* _Given task_
The data below should be restated word for word, with every picture omitted.

* _Material to process_
§ §

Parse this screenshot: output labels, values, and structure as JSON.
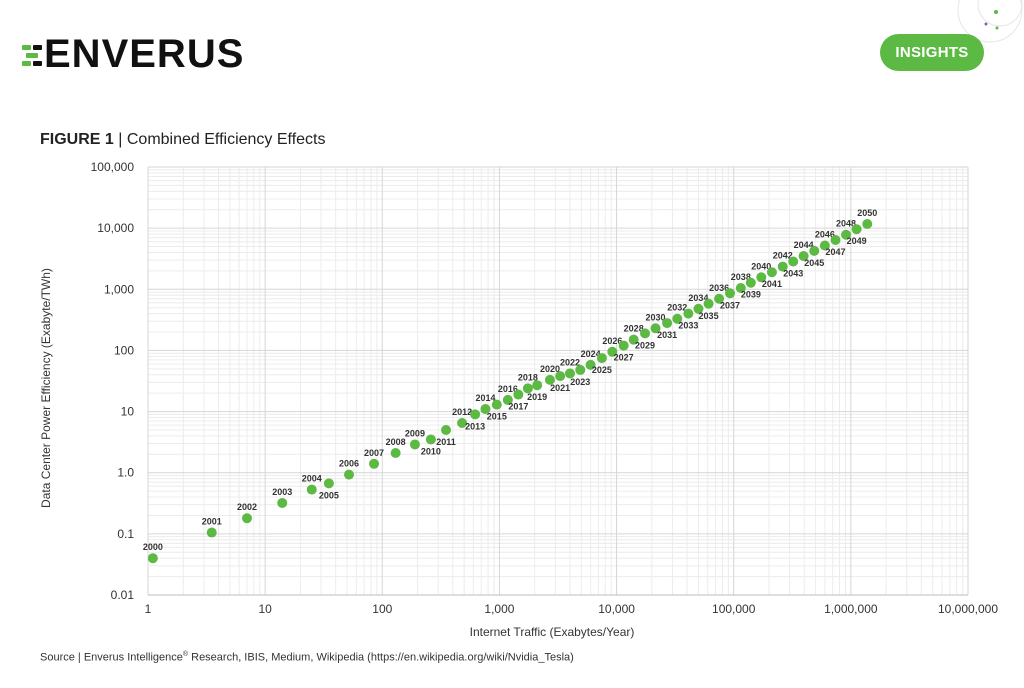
{
  "brand": {
    "name": "ENVERUS",
    "accent": "#5cb944"
  },
  "header": {
    "insights_label": "INSIGHTS"
  },
  "figure": {
    "label": "FIGURE 1",
    "separator": "|",
    "title": "Combined Efficiency Effects"
  },
  "source": {
    "prefix": "Source | Enverus Intelligence",
    "mark": "®",
    "suffix": " Research, IBIS, Medium, Wikipedia (https://en.wikipedia.org/wiki/Nvidia_Tesla)"
  },
  "chart_data": {
    "type": "scatter",
    "xlabel": "Internet Traffic (Exabytes/Year)",
    "ylabel": "Data Center Power Efficiency (Exabyte/TWh)",
    "xscale": "log",
    "yscale": "log",
    "xlim": [
      1,
      10000000
    ],
    "ylim": [
      0.01,
      100000
    ],
    "x_ticks": [
      {
        "v": 1,
        "label": "1"
      },
      {
        "v": 10,
        "label": "10"
      },
      {
        "v": 100,
        "label": "100"
      },
      {
        "v": 1000,
        "label": "1,000"
      },
      {
        "v": 10000,
        "label": "10,000"
      },
      {
        "v": 100000,
        "label": "100,000"
      },
      {
        "v": 1000000,
        "label": "1,000,000"
      },
      {
        "v": 10000000,
        "label": "10,000,000"
      }
    ],
    "y_ticks": [
      {
        "v": 0.01,
        "label": "0.01"
      },
      {
        "v": 0.1,
        "label": "0.1"
      },
      {
        "v": 1,
        "label": "1.0"
      },
      {
        "v": 10,
        "label": "10"
      },
      {
        "v": 100,
        "label": "100"
      },
      {
        "v": 1000,
        "label": "1,000"
      },
      {
        "v": 10000,
        "label": "10,000"
      },
      {
        "v": 100000,
        "label": "100,000"
      }
    ],
    "grid": true,
    "marker_color": "#5cb944",
    "points": [
      {
        "year": "2000",
        "x": 1.1,
        "y": 0.04,
        "label_pos": "above"
      },
      {
        "year": "2001",
        "x": 3.5,
        "y": 0.105,
        "label_pos": "above"
      },
      {
        "year": "2002",
        "x": 7,
        "y": 0.18,
        "label_pos": "above"
      },
      {
        "year": "2003",
        "x": 14,
        "y": 0.32,
        "label_pos": "above"
      },
      {
        "year": "2004",
        "x": 25,
        "y": 0.53,
        "label_pos": "above"
      },
      {
        "year": "2005",
        "x": 35,
        "y": 0.67,
        "label_pos": "below"
      },
      {
        "year": "2006",
        "x": 52,
        "y": 0.93,
        "label_pos": "above"
      },
      {
        "year": "2007",
        "x": 85,
        "y": 1.4,
        "label_pos": "above"
      },
      {
        "year": "2008",
        "x": 130,
        "y": 2.1,
        "label_pos": "above"
      },
      {
        "year": "2009",
        "x": 190,
        "y": 2.9,
        "label_pos": "above"
      },
      {
        "year": "2010",
        "x": 260,
        "y": 3.5,
        "label_pos": "below"
      },
      {
        "year": "2011",
        "x": 350,
        "y": 5,
        "label_pos": "below"
      },
      {
        "year": "2012",
        "x": 480,
        "y": 6.5,
        "label_pos": "above"
      },
      {
        "year": "2013",
        "x": 620,
        "y": 9,
        "label_pos": "below"
      },
      {
        "year": "2014",
        "x": 760,
        "y": 11,
        "label_pos": "above"
      },
      {
        "year": "2015",
        "x": 950,
        "y": 13,
        "label_pos": "below"
      },
      {
        "year": "2016",
        "x": 1180,
        "y": 15.5,
        "label_pos": "above"
      },
      {
        "year": "2017",
        "x": 1450,
        "y": 19,
        "label_pos": "below"
      },
      {
        "year": "2018",
        "x": 1750,
        "y": 24,
        "label_pos": "above"
      },
      {
        "year": "2019",
        "x": 2100,
        "y": 27,
        "label_pos": "below"
      },
      {
        "year": "2020",
        "x": 2700,
        "y": 33,
        "label_pos": "above"
      },
      {
        "year": "2021",
        "x": 3300,
        "y": 38,
        "label_pos": "below"
      },
      {
        "year": "2022",
        "x": 4000,
        "y": 42,
        "label_pos": "above"
      },
      {
        "year": "2023",
        "x": 4900,
        "y": 48,
        "label_pos": "below"
      },
      {
        "year": "2024",
        "x": 6000,
        "y": 58,
        "label_pos": "above"
      },
      {
        "year": "2025",
        "x": 7500,
        "y": 75,
        "label_pos": "below"
      },
      {
        "year": "2026",
        "x": 9200,
        "y": 95,
        "label_pos": "above"
      },
      {
        "year": "2027",
        "x": 11500,
        "y": 120,
        "label_pos": "below"
      },
      {
        "year": "2028",
        "x": 14000,
        "y": 150,
        "label_pos": "above"
      },
      {
        "year": "2029",
        "x": 17500,
        "y": 190,
        "label_pos": "below"
      },
      {
        "year": "2030",
        "x": 21500,
        "y": 230,
        "label_pos": "above"
      },
      {
        "year": "2031",
        "x": 27000,
        "y": 280,
        "label_pos": "below"
      },
      {
        "year": "2032",
        "x": 33000,
        "y": 330,
        "label_pos": "above"
      },
      {
        "year": "2033",
        "x": 41000,
        "y": 400,
        "label_pos": "below"
      },
      {
        "year": "2034",
        "x": 50000,
        "y": 480,
        "label_pos": "above"
      },
      {
        "year": "2035",
        "x": 61000,
        "y": 580,
        "label_pos": "below"
      },
      {
        "year": "2036",
        "x": 75000,
        "y": 700,
        "label_pos": "above"
      },
      {
        "year": "2037",
        "x": 93000,
        "y": 860,
        "label_pos": "below"
      },
      {
        "year": "2038",
        "x": 115000,
        "y": 1050,
        "label_pos": "above"
      },
      {
        "year": "2039",
        "x": 140000,
        "y": 1280,
        "label_pos": "below"
      },
      {
        "year": "2040",
        "x": 172000,
        "y": 1570,
        "label_pos": "above"
      },
      {
        "year": "2041",
        "x": 212000,
        "y": 1900,
        "label_pos": "below"
      },
      {
        "year": "2042",
        "x": 262000,
        "y": 2350,
        "label_pos": "above"
      },
      {
        "year": "2043",
        "x": 322000,
        "y": 2850,
        "label_pos": "below"
      },
      {
        "year": "2044",
        "x": 395000,
        "y": 3500,
        "label_pos": "above"
      },
      {
        "year": "2045",
        "x": 487000,
        "y": 4250,
        "label_pos": "below"
      },
      {
        "year": "2046",
        "x": 600000,
        "y": 5200,
        "label_pos": "above"
      },
      {
        "year": "2047",
        "x": 740000,
        "y": 6400,
        "label_pos": "below"
      },
      {
        "year": "2048",
        "x": 910000,
        "y": 7800,
        "label_pos": "above"
      },
      {
        "year": "2049",
        "x": 1120000,
        "y": 9600,
        "label_pos": "below"
      },
      {
        "year": "2050",
        "x": 1380000,
        "y": 11700,
        "label_pos": "above"
      }
    ]
  }
}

§ §

* _Response to this task_
Parse this screenshot: output labels, values, and structure as JSON.
{
  "brand": {
    "name": "ENVERUS",
    "accent": "#5cb944"
  },
  "header": {
    "insights_label": "INSIGHTS"
  },
  "figure": {
    "label": "FIGURE 1",
    "separator": "|",
    "title": "Combined Efficiency Effects"
  },
  "source": {
    "prefix": "Source | Enverus Intelligence",
    "mark": "®",
    "suffix": " Research, IBIS, Medium, Wikipedia (https://en.wikipedia.org/wiki/Nvidia_Tesla)"
  },
  "chart_data": {
    "type": "scatter",
    "xlabel": "Internet Traffic (Exabytes/Year)",
    "ylabel": "Data Center Power Efficiency (Exabyte/TWh)",
    "xscale": "log",
    "yscale": "log",
    "xlim": [
      1,
      10000000
    ],
    "ylim": [
      0.01,
      100000
    ],
    "x_ticks": [
      {
        "v": 1,
        "label": "1"
      },
      {
        "v": 10,
        "label": "10"
      },
      {
        "v": 100,
        "label": "100"
      },
      {
        "v": 1000,
        "label": "1,000"
      },
      {
        "v": 10000,
        "label": "10,000"
      },
      {
        "v": 100000,
        "label": "100,000"
      },
      {
        "v": 1000000,
        "label": "1,000,000"
      },
      {
        "v": 10000000,
        "label": "10,000,000"
      }
    ],
    "y_ticks": [
      {
        "v": 0.01,
        "label": "0.01"
      },
      {
        "v": 0.1,
        "label": "0.1"
      },
      {
        "v": 1,
        "label": "1.0"
      },
      {
        "v": 10,
        "label": "10"
      },
      {
        "v": 100,
        "label": "100"
      },
      {
        "v": 1000,
        "label": "1,000"
      },
      {
        "v": 10000,
        "label": "10,000"
      },
      {
        "v": 100000,
        "label": "100,000"
      }
    ],
    "grid": true,
    "marker_color": "#5cb944",
    "points": [
      {
        "year": "2000",
        "x": 1.1,
        "y": 0.04,
        "label_pos": "above"
      },
      {
        "year": "2001",
        "x": 3.5,
        "y": 0.105,
        "label_pos": "above"
      },
      {
        "year": "2002",
        "x": 7,
        "y": 0.18,
        "label_pos": "above"
      },
      {
        "year": "2003",
        "x": 14,
        "y": 0.32,
        "label_pos": "above"
      },
      {
        "year": "2004",
        "x": 25,
        "y": 0.53,
        "label_pos": "above"
      },
      {
        "year": "2005",
        "x": 35,
        "y": 0.67,
        "label_pos": "below"
      },
      {
        "year": "2006",
        "x": 52,
        "y": 0.93,
        "label_pos": "above"
      },
      {
        "year": "2007",
        "x": 85,
        "y": 1.4,
        "label_pos": "above"
      },
      {
        "year": "2008",
        "x": 130,
        "y": 2.1,
        "label_pos": "above"
      },
      {
        "year": "2009",
        "x": 190,
        "y": 2.9,
        "label_pos": "above"
      },
      {
        "year": "2010",
        "x": 260,
        "y": 3.5,
        "label_pos": "below"
      },
      {
        "year": "2011",
        "x": 350,
        "y": 5,
        "label_pos": "below"
      },
      {
        "year": "2012",
        "x": 480,
        "y": 6.5,
        "label_pos": "above"
      },
      {
        "year": "2013",
        "x": 620,
        "y": 9,
        "label_pos": "below"
      },
      {
        "year": "2014",
        "x": 760,
        "y": 11,
        "label_pos": "above"
      },
      {
        "year": "2015",
        "x": 950,
        "y": 13,
        "label_pos": "below"
      },
      {
        "year": "2016",
        "x": 1180,
        "y": 15.5,
        "label_pos": "above"
      },
      {
        "year": "2017",
        "x": 1450,
        "y": 19,
        "label_pos": "below"
      },
      {
        "year": "2018",
        "x": 1750,
        "y": 24,
        "label_pos": "above"
      },
      {
        "year": "2019",
        "x": 2100,
        "y": 27,
        "label_pos": "below"
      },
      {
        "year": "2020",
        "x": 2700,
        "y": 33,
        "label_pos": "above"
      },
      {
        "year": "2021",
        "x": 3300,
        "y": 38,
        "label_pos": "below"
      },
      {
        "year": "2022",
        "x": 4000,
        "y": 42,
        "label_pos": "above"
      },
      {
        "year": "2023",
        "x": 4900,
        "y": 48,
        "label_pos": "below"
      },
      {
        "year": "2024",
        "x": 6000,
        "y": 58,
        "label_pos": "above"
      },
      {
        "year": "2025",
        "x": 7500,
        "y": 75,
        "label_pos": "below"
      },
      {
        "year": "2026",
        "x": 9200,
        "y": 95,
        "label_pos": "above"
      },
      {
        "year": "2027",
        "x": 11500,
        "y": 120,
        "label_pos": "below"
      },
      {
        "year": "2028",
        "x": 14000,
        "y": 150,
        "label_pos": "above"
      },
      {
        "year": "2029",
        "x": 17500,
        "y": 190,
        "label_pos": "below"
      },
      {
        "year": "2030",
        "x": 21500,
        "y": 230,
        "label_pos": "above"
      },
      {
        "year": "2031",
        "x": 27000,
        "y": 280,
        "label_pos": "below"
      },
      {
        "year": "2032",
        "x": 33000,
        "y": 330,
        "label_pos": "above"
      },
      {
        "year": "2033",
        "x": 41000,
        "y": 400,
        "label_pos": "below"
      },
      {
        "year": "2034",
        "x": 50000,
        "y": 480,
        "label_pos": "above"
      },
      {
        "year": "2035",
        "x": 61000,
        "y": 580,
        "label_pos": "below"
      },
      {
        "year": "2036",
        "x": 75000,
        "y": 700,
        "label_pos": "above"
      },
      {
        "year": "2037",
        "x": 93000,
        "y": 860,
        "label_pos": "below"
      },
      {
        "year": "2038",
        "x": 115000,
        "y": 1050,
        "label_pos": "above"
      },
      {
        "year": "2039",
        "x": 140000,
        "y": 1280,
        "label_pos": "below"
      },
      {
        "year": "2040",
        "x": 172000,
        "y": 1570,
        "label_pos": "above"
      },
      {
        "year": "2041",
        "x": 212000,
        "y": 1900,
        "label_pos": "below"
      },
      {
        "year": "2042",
        "x": 262000,
        "y": 2350,
        "label_pos": "above"
      },
      {
        "year": "2043",
        "x": 322000,
        "y": 2850,
        "label_pos": "below"
      },
      {
        "year": "2044",
        "x": 395000,
        "y": 3500,
        "label_pos": "above"
      },
      {
        "year": "2045",
        "x": 487000,
        "y": 4250,
        "label_pos": "below"
      },
      {
        "year": "2046",
        "x": 600000,
        "y": 5200,
        "label_pos": "above"
      },
      {
        "year": "2047",
        "x": 740000,
        "y": 6400,
        "label_pos": "below"
      },
      {
        "year": "2048",
        "x": 910000,
        "y": 7800,
        "label_pos": "above"
      },
      {
        "year": "2049",
        "x": 1120000,
        "y": 9600,
        "label_pos": "below"
      },
      {
        "year": "2050",
        "x": 1380000,
        "y": 11700,
        "label_pos": "above"
      }
    ]
  }
}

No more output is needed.